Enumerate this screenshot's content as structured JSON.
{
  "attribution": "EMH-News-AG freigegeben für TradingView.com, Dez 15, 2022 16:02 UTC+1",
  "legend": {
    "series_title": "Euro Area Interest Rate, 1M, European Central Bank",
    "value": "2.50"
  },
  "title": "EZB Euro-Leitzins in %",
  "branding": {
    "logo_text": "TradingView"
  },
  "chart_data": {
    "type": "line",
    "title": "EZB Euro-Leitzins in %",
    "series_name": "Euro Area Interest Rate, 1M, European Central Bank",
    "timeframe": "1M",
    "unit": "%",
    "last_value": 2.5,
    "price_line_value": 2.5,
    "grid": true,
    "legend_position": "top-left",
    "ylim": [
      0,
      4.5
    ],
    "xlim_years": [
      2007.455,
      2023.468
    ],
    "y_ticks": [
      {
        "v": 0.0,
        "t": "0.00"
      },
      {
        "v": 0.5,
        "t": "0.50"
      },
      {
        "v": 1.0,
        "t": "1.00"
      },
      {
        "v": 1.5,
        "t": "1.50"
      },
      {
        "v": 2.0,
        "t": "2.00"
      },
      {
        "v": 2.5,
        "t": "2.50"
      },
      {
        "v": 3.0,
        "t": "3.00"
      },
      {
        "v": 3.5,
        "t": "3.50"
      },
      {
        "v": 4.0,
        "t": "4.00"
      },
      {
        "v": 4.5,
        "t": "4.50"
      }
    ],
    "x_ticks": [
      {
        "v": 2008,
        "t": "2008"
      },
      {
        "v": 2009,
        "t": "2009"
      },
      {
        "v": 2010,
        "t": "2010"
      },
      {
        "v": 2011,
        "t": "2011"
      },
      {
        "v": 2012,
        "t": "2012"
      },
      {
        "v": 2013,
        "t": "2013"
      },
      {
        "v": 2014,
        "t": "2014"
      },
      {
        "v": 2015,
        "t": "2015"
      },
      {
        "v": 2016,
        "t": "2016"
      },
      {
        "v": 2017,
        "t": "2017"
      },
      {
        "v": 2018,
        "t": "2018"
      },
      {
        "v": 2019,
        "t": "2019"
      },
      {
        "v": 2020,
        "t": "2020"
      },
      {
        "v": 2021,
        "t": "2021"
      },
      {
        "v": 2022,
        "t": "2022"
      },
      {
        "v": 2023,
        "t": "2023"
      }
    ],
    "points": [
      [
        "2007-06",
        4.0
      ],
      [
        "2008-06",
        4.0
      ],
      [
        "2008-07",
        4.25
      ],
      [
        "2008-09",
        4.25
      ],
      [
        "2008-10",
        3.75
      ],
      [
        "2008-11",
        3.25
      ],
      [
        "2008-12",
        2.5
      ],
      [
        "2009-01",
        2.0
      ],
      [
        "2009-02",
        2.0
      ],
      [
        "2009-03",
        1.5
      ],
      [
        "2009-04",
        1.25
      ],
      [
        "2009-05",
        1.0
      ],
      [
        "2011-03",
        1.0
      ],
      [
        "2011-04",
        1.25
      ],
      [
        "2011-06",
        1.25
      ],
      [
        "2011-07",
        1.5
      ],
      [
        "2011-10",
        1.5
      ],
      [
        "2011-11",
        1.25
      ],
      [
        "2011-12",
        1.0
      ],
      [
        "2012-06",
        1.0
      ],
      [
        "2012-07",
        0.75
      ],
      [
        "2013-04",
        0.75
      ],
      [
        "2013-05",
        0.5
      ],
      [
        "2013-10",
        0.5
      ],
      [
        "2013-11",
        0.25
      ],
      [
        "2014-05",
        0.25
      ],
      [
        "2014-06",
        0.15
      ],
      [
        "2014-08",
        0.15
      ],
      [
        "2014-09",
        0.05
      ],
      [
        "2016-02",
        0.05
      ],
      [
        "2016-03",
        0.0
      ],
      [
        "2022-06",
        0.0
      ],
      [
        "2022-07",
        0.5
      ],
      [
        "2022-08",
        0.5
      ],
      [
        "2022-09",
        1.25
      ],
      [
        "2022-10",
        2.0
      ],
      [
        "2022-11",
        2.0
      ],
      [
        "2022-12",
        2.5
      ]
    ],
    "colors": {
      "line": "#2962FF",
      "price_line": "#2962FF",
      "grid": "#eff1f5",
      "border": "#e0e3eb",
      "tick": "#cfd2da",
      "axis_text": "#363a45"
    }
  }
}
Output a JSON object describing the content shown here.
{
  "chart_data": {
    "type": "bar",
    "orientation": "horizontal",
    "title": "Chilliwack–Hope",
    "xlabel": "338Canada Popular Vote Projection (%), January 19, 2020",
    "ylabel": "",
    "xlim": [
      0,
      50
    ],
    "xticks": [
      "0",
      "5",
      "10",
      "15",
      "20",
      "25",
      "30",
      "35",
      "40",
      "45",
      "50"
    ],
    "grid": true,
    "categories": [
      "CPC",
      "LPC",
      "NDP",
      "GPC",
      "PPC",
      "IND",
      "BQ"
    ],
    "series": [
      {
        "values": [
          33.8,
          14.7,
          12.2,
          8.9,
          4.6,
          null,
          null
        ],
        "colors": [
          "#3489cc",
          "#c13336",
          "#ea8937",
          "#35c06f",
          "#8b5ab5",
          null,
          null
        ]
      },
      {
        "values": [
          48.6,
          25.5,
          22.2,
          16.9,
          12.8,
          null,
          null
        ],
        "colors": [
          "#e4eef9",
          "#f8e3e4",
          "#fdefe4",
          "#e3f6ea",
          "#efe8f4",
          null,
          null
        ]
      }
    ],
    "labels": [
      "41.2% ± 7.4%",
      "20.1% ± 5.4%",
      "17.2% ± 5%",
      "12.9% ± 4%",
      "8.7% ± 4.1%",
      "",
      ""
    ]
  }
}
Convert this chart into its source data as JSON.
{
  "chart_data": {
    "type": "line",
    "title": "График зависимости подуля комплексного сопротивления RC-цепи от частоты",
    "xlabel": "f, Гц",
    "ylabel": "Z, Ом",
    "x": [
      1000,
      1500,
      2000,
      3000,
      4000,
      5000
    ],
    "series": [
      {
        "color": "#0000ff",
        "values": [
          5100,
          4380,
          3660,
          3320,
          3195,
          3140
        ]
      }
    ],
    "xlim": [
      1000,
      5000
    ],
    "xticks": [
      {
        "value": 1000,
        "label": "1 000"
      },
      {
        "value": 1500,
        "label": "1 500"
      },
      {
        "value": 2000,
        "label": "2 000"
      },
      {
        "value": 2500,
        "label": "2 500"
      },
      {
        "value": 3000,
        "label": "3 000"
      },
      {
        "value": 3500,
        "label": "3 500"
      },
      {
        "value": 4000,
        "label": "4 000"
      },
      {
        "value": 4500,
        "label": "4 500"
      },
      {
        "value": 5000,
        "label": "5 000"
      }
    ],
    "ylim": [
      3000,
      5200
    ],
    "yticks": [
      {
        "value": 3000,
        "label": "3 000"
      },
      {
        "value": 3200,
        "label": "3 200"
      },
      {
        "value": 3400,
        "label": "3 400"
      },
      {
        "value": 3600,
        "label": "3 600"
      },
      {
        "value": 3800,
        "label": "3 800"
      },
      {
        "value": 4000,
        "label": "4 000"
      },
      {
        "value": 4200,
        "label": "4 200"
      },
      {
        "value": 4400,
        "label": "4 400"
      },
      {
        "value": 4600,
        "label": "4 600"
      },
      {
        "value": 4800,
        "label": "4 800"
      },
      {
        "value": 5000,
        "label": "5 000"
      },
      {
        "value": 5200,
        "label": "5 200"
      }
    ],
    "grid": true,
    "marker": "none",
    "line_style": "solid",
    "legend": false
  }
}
------------------------------------
Problem
Restate each entry exactly, skipping none.

Final answer
Enumerate this screenshot's content as structured JSON.
{
  "attribution": "EMH-News-AG freigegeben für TradingView.com, Dez 15, 2022 16:02 UTC+1",
  "legend": {
    "series_title": "Euro Area Interest Rate, 1M, European Central Bank",
    "value": "2.50"
  },
  "title": "EZB Euro-Leitzins in %",
  "branding": {
    "logo_text": "TradingView"
  },
  "chart_data": {
    "type": "line",
    "title": "EZB Euro-Leitzins in %",
    "series_name": "Euro Area Interest Rate, 1M, European Central Bank",
    "timeframe": "1M",
    "unit": "%",
    "last_value": 2.5,
    "price_line_value": 2.5,
    "grid": true,
    "legend_position": "top-left",
    "ylim": [
      0,
      4.5
    ],
    "xlim_years": [
      2007.455,
      2023.468
    ],
    "y_ticks": [
      {
        "v": 0.0,
        "t": "0.00"
      },
      {
        "v": 0.5,
        "t": "0.50"
      },
      {
        "v": 1.0,
        "t": "1.00"
      },
      {
        "v": 1.5,
        "t": "1.50"
      },
      {
        "v": 2.0,
        "t": "2.00"
      },
      {
        "v": 2.5,
        "t": "2.50"
      },
      {
        "v": 3.0,
        "t": "3.00"
      },
      {
        "v": 3.5,
        "t": "3.50"
      },
      {
        "v": 4.0,
        "t": "4.00"
      },
      {
        "v": 4.5,
        "t": "4.50"
      }
    ],
    "x_ticks": [
      {
        "v": 2008,
        "t": "2008"
      },
      {
        "v": 2009,
        "t": "2009"
      },
      {
        "v": 2010,
        "t": "2010"
      },
      {
        "v": 2011,
        "t": "2011"
      },
      {
        "v": 2012,
        "t": "2012"
      },
      {
        "v": 2013,
        "t": "2013"
      },
      {
        "v": 2014,
        "t": "2014"
      },
      {
        "v": 2015,
        "t": "2015"
      },
      {
        "v": 2016,
        "t": "2016"
      },
      {
        "v": 2017,
        "t": "2017"
      },
      {
        "v": 2018,
        "t": "2018"
      },
      {
        "v": 2019,
        "t": "2019"
      },
      {
        "v": 2020,
        "t": "2020"
      },
      {
        "v": 2021,
        "t": "2021"
      },
      {
        "v": 2022,
        "t": "2022"
      },
      {
        "v": 2023,
        "t": "2023"
      }
    ],
    "points": [
      [
        "2007-06",
        4.0
      ],
      [
        "2008-06",
        4.0
      ],
      [
        "2008-07",
        4.25
      ],
      [
        "2008-09",
        4.25
      ],
      [
        "2008-10",
        3.75
      ],
      [
        "2008-11",
        3.25
      ],
      [
        "2008-12",
        2.5
      ],
      [
        "2009-01",
        2.0
      ],
      [
        "2009-02",
        2.0
      ],
      [
        "2009-03",
        1.5
      ],
      [
        "2009-04",
        1.25
      ],
      [
        "2009-05",
        1.0
      ],
      [
        "2011-03",
        1.0
      ],
      [
        "2011-04",
        1.25
      ],
      [
        "2011-06",
        1.25
      ],
      [
        "2011-07",
        1.5
      ],
      [
        "2011-10",
        1.5
      ],
      [
        "2011-11",
        1.25
      ],
      [
        "2011-12",
        1.0
      ],
      [
        "2012-06",
        1.0
      ],
      [
        "2012-07",
        0.75
      ],
      [
        "2013-04",
        0.75
      ],
      [
        "2013-05",
        0.5
      ],
      [
        "2013-10",
        0.5
      ],
      [
        "2013-11",
        0.25
      ],
      [
        "2014-05",
        0.25
      ],
      [
        "2014-06",
        0.15
      ],
      [
        "2014-08",
        0.15
      ],
      [
        "2014-09",
        0.05
      ],
      [
        "2016-02",
        0.05
      ],
      [
        "2016-03",
        0.0
      ],
      [
        "2022-06",
        0.0
      ],
      [
        "2022-07",
        0.5
      ],
      [
        "2022-08",
        0.5
      ],
      [
        "2022-09",
        1.25
      ],
      [
        "2022-10",
        2.0
      ],
      [
        "2022-11",
        2.0
      ],
      [
        "2022-12",
        2.5
      ]
    ],
    "colors": {
      "line": "#2962FF",
      "price_line": "#2962FF",
      "grid": "#eff1f5",
      "border": "#e0e3eb",
      "tick": "#cfd2da",
      "axis_text": "#363a45"
    }
  }
}
Output a JSON object describing the content shown here.
{
  "chart_data": {
    "type": "bar",
    "orientation": "horizontal",
    "title": "Chilliwack–Hope",
    "xlabel": "338Canada Popular Vote Projection (%), January 19, 2020",
    "ylabel": "",
    "xlim": [
      0,
      50
    ],
    "xticks": [
      "0",
      "5",
      "10",
      "15",
      "20",
      "25",
      "30",
      "35",
      "40",
      "45",
      "50"
    ],
    "grid": true,
    "categories": [
      "CPC",
      "LPC",
      "NDP",
      "GPC",
      "PPC",
      "IND",
      "BQ"
    ],
    "series": [
      {
        "values": [
          33.8,
          14.7,
          12.2,
          8.9,
          4.6,
          null,
          null
        ],
        "colors": [
          "#3489cc",
          "#c13336",
          "#ea8937",
          "#35c06f",
          "#8b5ab5",
          null,
          null
        ]
      },
      {
        "values": [
          48.6,
          25.5,
          22.2,
          16.9,
          12.8,
          null,
          null
        ],
        "colors": [
          "#e4eef9",
          "#f8e3e4",
          "#fdefe4",
          "#e3f6ea",
          "#efe8f4",
          null,
          null
        ]
      }
    ],
    "labels": [
      "41.2% ± 7.4%",
      "20.1% ± 5.4%",
      "17.2% ± 5%",
      "12.9% ± 4%",
      "8.7% ± 4.1%",
      "",
      ""
    ]
  }
}
Convert this chart into its source data as JSON.
{
  "chart_data": {
    "type": "line",
    "title": "График зависимости подуля комплексного сопротивления RC-цепи от частоты",
    "xlabel": "f, Гц",
    "ylabel": "Z, Ом",
    "x": [
      1000,
      1500,
      2000,
      3000,
      4000,
      5000
    ],
    "series": [
      {
        "color": "#0000ff",
        "values": [
          5100,
          4380,
          3660,
          3320,
          3195,
          3140
        ]
      }
    ],
    "xlim": [
      1000,
      5000
    ],
    "xticks": [
      {
        "value": 1000,
        "label": "1 000"
      },
      {
        "value": 1500,
        "label": "1 500"
      },
      {
        "value": 2000,
        "label": "2 000"
      },
      {
        "value": 2500,
        "label": "2 500"
      },
      {
        "value": 3000,
        "label": "3 000"
      },
      {
        "value": 3500,
        "label": "3 500"
      },
      {
        "value": 4000,
        "label": "4 000"
      },
      {
        "value": 4500,
        "label": "4 500"
      },
      {
        "value": 5000,
        "label": "5 000"
      }
    ],
    "ylim": [
      3000,
      5200
    ],
    "yticks": [
      {
        "value": 3000,
        "label": "3 000"
      },
      {
        "value": 3200,
        "label": "3 200"
      },
      {
        "value": 3400,
        "label": "3 400"
      },
      {
        "value": 3600,
        "label": "3 600"
      },
      {
        "value": 3800,
        "label": "3 800"
      },
      {
        "value": 4000,
        "label": "4 000"
      },
      {
        "value": 4200,
        "label": "4 200"
      },
      {
        "value": 4400,
        "label": "4 400"
      },
      {
        "value": 4600,
        "label": "4 600"
      },
      {
        "value": 4800,
        "label": "4 800"
      },
      {
        "value": 5000,
        "label": "5 000"
      },
      {
        "value": 5200,
        "label": "5 200"
      }
    ],
    "grid": true,
    "marker": "none",
    "line_style": "solid",
    "legend": false
  }
}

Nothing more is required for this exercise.